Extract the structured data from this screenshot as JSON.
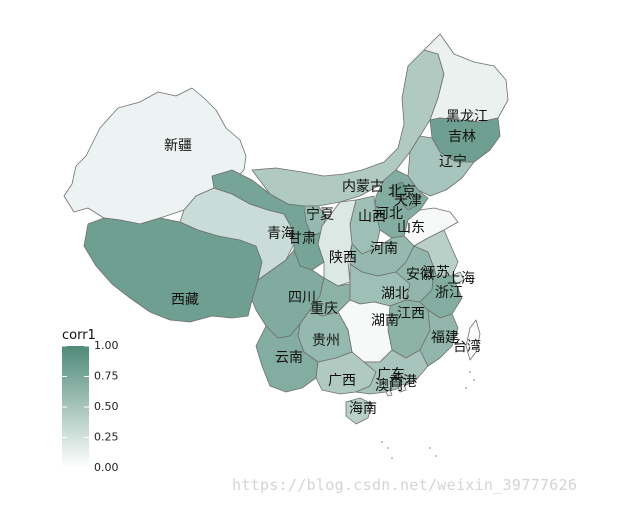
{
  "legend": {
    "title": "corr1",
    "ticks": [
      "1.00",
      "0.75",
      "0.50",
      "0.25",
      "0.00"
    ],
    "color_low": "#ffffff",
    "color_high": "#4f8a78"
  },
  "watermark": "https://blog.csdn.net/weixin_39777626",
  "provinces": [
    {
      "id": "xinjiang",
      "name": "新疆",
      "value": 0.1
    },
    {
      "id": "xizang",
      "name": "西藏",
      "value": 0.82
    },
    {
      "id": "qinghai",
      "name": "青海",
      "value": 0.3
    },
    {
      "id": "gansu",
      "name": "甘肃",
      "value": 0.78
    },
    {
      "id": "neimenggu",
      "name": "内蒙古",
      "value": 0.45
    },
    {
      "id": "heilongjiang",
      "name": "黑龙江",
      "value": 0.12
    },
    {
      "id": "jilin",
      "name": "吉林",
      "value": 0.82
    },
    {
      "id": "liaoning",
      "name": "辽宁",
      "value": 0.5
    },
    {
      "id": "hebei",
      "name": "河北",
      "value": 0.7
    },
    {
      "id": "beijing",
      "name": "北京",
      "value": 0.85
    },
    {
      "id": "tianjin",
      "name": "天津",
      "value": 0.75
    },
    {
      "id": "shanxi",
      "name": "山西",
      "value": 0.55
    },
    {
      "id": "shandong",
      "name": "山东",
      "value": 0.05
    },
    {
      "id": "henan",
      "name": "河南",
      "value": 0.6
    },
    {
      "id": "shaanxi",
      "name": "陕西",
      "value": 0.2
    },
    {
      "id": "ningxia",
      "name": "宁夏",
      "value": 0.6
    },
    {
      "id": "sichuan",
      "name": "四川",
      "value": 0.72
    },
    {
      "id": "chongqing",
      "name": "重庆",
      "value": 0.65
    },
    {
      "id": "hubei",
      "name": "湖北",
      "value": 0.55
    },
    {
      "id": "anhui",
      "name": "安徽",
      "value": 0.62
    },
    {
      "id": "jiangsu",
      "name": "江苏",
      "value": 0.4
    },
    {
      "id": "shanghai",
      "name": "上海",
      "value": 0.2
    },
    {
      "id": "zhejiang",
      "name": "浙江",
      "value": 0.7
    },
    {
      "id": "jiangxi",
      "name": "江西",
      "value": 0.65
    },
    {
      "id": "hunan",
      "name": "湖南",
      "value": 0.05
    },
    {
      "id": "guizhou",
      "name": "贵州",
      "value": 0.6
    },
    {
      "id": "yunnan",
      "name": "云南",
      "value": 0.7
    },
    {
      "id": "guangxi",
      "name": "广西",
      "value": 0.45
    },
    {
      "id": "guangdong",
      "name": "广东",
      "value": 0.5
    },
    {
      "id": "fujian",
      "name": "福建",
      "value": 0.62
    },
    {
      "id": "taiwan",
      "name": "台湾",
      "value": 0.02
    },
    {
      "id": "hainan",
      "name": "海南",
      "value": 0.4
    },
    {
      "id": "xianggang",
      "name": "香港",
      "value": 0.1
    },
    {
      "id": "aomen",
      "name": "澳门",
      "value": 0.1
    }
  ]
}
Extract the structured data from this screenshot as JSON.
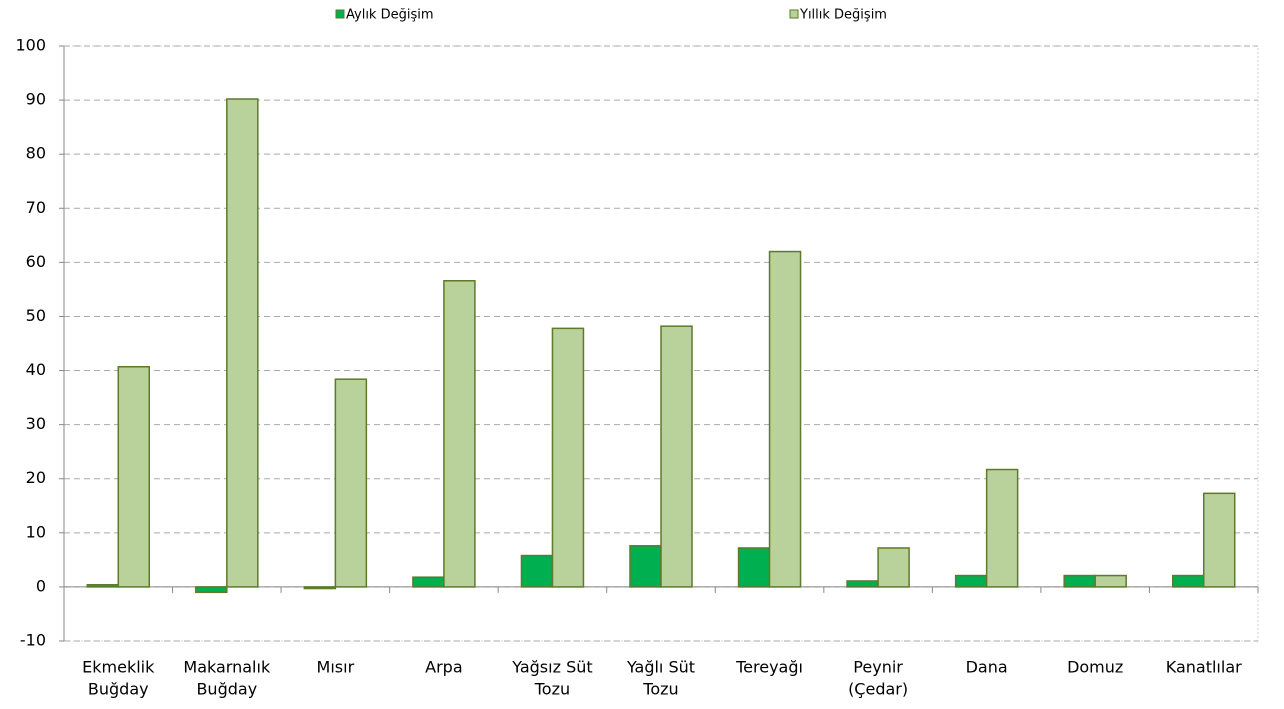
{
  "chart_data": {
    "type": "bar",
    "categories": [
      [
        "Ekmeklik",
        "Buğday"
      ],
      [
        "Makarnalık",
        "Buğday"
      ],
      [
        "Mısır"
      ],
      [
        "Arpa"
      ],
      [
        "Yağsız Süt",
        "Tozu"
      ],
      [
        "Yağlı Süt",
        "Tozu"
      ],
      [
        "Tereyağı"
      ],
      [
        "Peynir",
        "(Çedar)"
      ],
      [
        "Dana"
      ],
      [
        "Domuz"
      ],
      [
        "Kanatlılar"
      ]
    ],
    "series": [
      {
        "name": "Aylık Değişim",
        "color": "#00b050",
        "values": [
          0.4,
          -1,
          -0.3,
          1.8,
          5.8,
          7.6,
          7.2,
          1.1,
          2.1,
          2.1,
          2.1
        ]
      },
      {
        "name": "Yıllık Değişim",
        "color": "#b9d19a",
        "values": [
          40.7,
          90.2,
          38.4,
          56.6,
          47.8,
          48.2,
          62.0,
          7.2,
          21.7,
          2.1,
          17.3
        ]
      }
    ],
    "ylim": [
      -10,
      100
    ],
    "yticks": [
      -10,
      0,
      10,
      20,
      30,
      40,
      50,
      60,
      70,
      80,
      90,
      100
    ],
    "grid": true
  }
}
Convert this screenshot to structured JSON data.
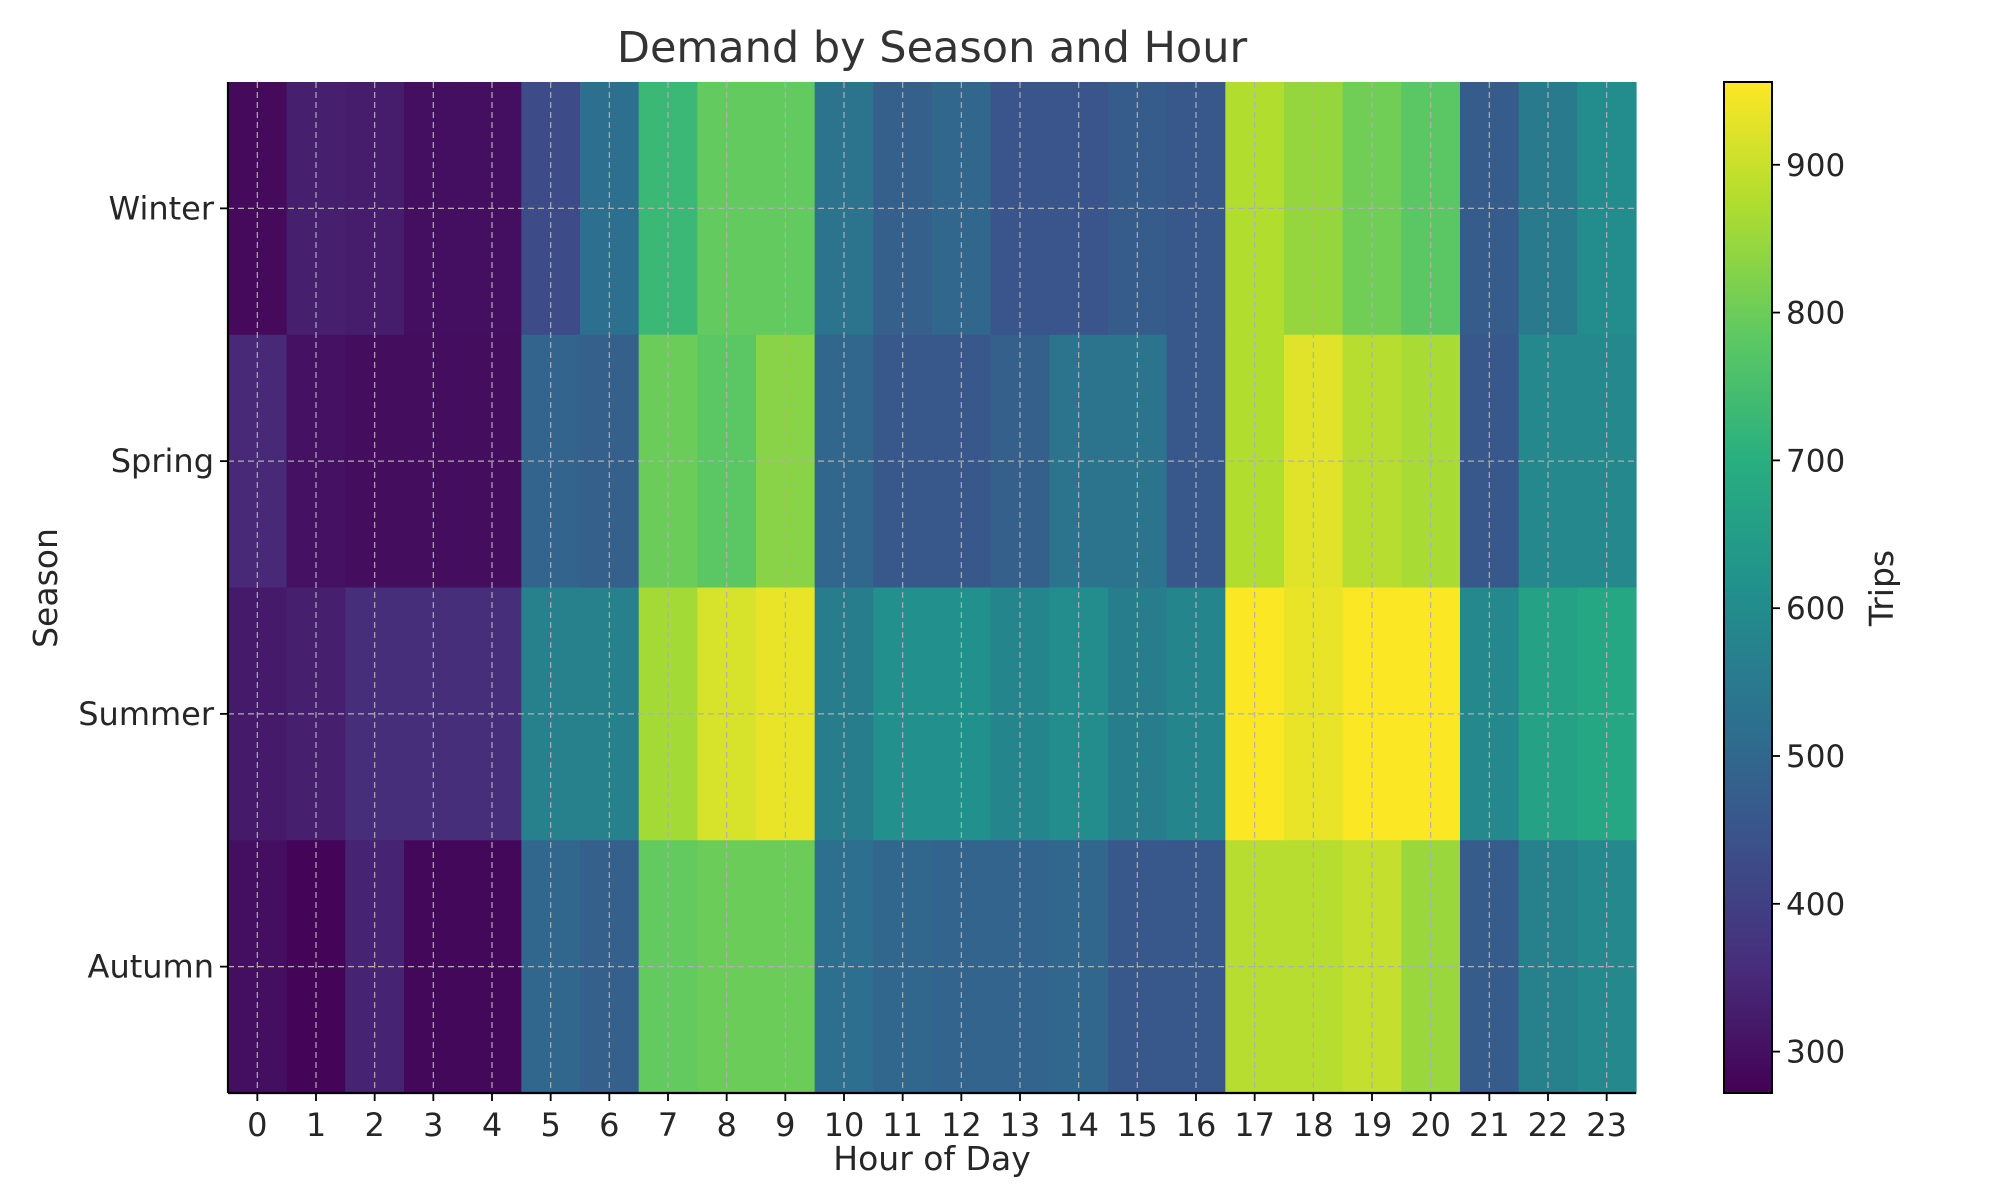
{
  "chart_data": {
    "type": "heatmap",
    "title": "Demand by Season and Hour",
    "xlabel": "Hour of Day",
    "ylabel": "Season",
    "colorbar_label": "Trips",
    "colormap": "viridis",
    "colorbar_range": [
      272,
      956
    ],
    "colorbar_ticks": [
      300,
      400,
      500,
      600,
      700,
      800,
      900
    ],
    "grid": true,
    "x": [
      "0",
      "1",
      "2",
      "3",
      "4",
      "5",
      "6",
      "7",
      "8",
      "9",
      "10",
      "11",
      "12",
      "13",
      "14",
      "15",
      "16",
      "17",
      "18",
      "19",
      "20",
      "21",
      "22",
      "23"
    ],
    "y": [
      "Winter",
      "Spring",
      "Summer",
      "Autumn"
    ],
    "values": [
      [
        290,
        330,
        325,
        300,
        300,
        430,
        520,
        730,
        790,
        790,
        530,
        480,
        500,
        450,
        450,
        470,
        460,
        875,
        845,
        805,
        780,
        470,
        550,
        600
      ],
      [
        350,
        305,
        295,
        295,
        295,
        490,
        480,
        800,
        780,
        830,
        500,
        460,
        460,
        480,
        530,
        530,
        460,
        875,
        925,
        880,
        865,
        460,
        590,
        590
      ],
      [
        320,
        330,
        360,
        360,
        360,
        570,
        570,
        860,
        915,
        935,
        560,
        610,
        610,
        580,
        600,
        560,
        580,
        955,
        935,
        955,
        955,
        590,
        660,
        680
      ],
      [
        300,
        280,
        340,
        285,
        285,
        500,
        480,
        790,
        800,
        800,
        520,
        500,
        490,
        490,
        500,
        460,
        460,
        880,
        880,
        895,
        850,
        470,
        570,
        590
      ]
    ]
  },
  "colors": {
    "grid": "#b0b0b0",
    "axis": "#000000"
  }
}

* Problem details *
Without including the pictures, return each record above exactly as it stands.

* Result for this exercise *
Extract the structured data from this screenshot as JSON.
{
  "legend": {
    "title": "corr1",
    "ticks": [
      "1.00",
      "0.75",
      "0.50",
      "0.25",
      "0.00"
    ],
    "color_low": "#ffffff",
    "color_high": "#4f8a78"
  },
  "watermark": "https://blog.csdn.net/weixin_39777626",
  "provinces": [
    {
      "id": "xinjiang",
      "name": "新疆",
      "value": 0.1
    },
    {
      "id": "xizang",
      "name": "西藏",
      "value": 0.82
    },
    {
      "id": "qinghai",
      "name": "青海",
      "value": 0.3
    },
    {
      "id": "gansu",
      "name": "甘肃",
      "value": 0.78
    },
    {
      "id": "neimenggu",
      "name": "内蒙古",
      "value": 0.45
    },
    {
      "id": "heilongjiang",
      "name": "黑龙江",
      "value": 0.12
    },
    {
      "id": "jilin",
      "name": "吉林",
      "value": 0.82
    },
    {
      "id": "liaoning",
      "name": "辽宁",
      "value": 0.5
    },
    {
      "id": "hebei",
      "name": "河北",
      "value": 0.7
    },
    {
      "id": "beijing",
      "name": "北京",
      "value": 0.85
    },
    {
      "id": "tianjin",
      "name": "天津",
      "value": 0.75
    },
    {
      "id": "shanxi",
      "name": "山西",
      "value": 0.55
    },
    {
      "id": "shandong",
      "name": "山东",
      "value": 0.05
    },
    {
      "id": "henan",
      "name": "河南",
      "value": 0.6
    },
    {
      "id": "shaanxi",
      "name": "陕西",
      "value": 0.2
    },
    {
      "id": "ningxia",
      "name": "宁夏",
      "value": 0.6
    },
    {
      "id": "sichuan",
      "name": "四川",
      "value": 0.72
    },
    {
      "id": "chongqing",
      "name": "重庆",
      "value": 0.65
    },
    {
      "id": "hubei",
      "name": "湖北",
      "value": 0.55
    },
    {
      "id": "anhui",
      "name": "安徽",
      "value": 0.62
    },
    {
      "id": "jiangsu",
      "name": "江苏",
      "value": 0.4
    },
    {
      "id": "shanghai",
      "name": "上海",
      "value": 0.2
    },
    {
      "id": "zhejiang",
      "name": "浙江",
      "value": 0.7
    },
    {
      "id": "jiangxi",
      "name": "江西",
      "value": 0.65
    },
    {
      "id": "hunan",
      "name": "湖南",
      "value": 0.05
    },
    {
      "id": "guizhou",
      "name": "贵州",
      "value": 0.6
    },
    {
      "id": "yunnan",
      "name": "云南",
      "value": 0.7
    },
    {
      "id": "guangxi",
      "name": "广西",
      "value": 0.45
    },
    {
      "id": "guangdong",
      "name": "广东",
      "value": 0.5
    },
    {
      "id": "fujian",
      "name": "福建",
      "value": 0.62
    },
    {
      "id": "taiwan",
      "name": "台湾",
      "value": 0.02
    },
    {
      "id": "hainan",
      "name": "海南",
      "value": 0.4
    },
    {
      "id": "xianggang",
      "name": "香港",
      "value": 0.1
    },
    {
      "id": "aomen",
      "name": "澳门",
      "value": 0.1
    }
  ]
}
Extract the structured data from this screenshot as JSON.
{
  "chart_data": {
    "type": "bar",
    "categories": [
      [
        "Ekmeklik",
        "Buğday"
      ],
      [
        "Makarnalık",
        "Buğday"
      ],
      [
        "Mısır"
      ],
      [
        "Arpa"
      ],
      [
        "Yağsız Süt",
        "Tozu"
      ],
      [
        "Yağlı Süt",
        "Tozu"
      ],
      [
        "Tereyağı"
      ],
      [
        "Peynir",
        "(Çedar)"
      ],
      [
        "Dana"
      ],
      [
        "Domuz"
      ],
      [
        "Kanatlılar"
      ]
    ],
    "series": [
      {
        "name": "Aylık Değişim",
        "color": "#00b050",
        "values": [
          0.4,
          -1,
          -0.3,
          1.8,
          5.8,
          7.6,
          7.2,
          1.1,
          2.1,
          2.1,
          2.1
        ]
      },
      {
        "name": "Yıllık Değişim",
        "color": "#b9d19a",
        "values": [
          40.7,
          90.2,
          38.4,
          56.6,
          47.8,
          48.2,
          62.0,
          7.2,
          21.7,
          2.1,
          17.3
        ]
      }
    ],
    "ylim": [
      -10,
      100
    ],
    "yticks": [
      -10,
      0,
      10,
      20,
      30,
      40,
      50,
      60,
      70,
      80,
      90,
      100
    ],
    "grid": true
  }
}
Convert this screenshot to structured JSON data.
{
  "chart_data": {
    "type": "heatmap",
    "title": "Demand by Season and Hour",
    "xlabel": "Hour of Day",
    "ylabel": "Season",
    "colorbar_label": "Trips",
    "colormap": "viridis",
    "colorbar_range": [
      272,
      956
    ],
    "colorbar_ticks": [
      300,
      400,
      500,
      600,
      700,
      800,
      900
    ],
    "grid": true,
    "x": [
      "0",
      "1",
      "2",
      "3",
      "4",
      "5",
      "6",
      "7",
      "8",
      "9",
      "10",
      "11",
      "12",
      "13",
      "14",
      "15",
      "16",
      "17",
      "18",
      "19",
      "20",
      "21",
      "22",
      "23"
    ],
    "y": [
      "Winter",
      "Spring",
      "Summer",
      "Autumn"
    ],
    "values": [
      [
        290,
        330,
        325,
        300,
        300,
        430,
        520,
        730,
        790,
        790,
        530,
        480,
        500,
        450,
        450,
        470,
        460,
        875,
        845,
        805,
        780,
        470,
        550,
        600
      ],
      [
        350,
        305,
        295,
        295,
        295,
        490,
        480,
        800,
        780,
        830,
        500,
        460,
        460,
        480,
        530,
        530,
        460,
        875,
        925,
        880,
        865,
        460,
        590,
        590
      ],
      [
        320,
        330,
        360,
        360,
        360,
        570,
        570,
        860,
        915,
        935,
        560,
        610,
        610,
        580,
        600,
        560,
        580,
        955,
        935,
        955,
        955,
        590,
        660,
        680
      ],
      [
        300,
        280,
        340,
        285,
        285,
        500,
        480,
        790,
        800,
        800,
        520,
        500,
        490,
        490,
        500,
        460,
        460,
        880,
        880,
        895,
        850,
        470,
        570,
        590
      ]
    ]
  },
  "colors": {
    "grid": "#b0b0b0",
    "axis": "#000000"
  }
}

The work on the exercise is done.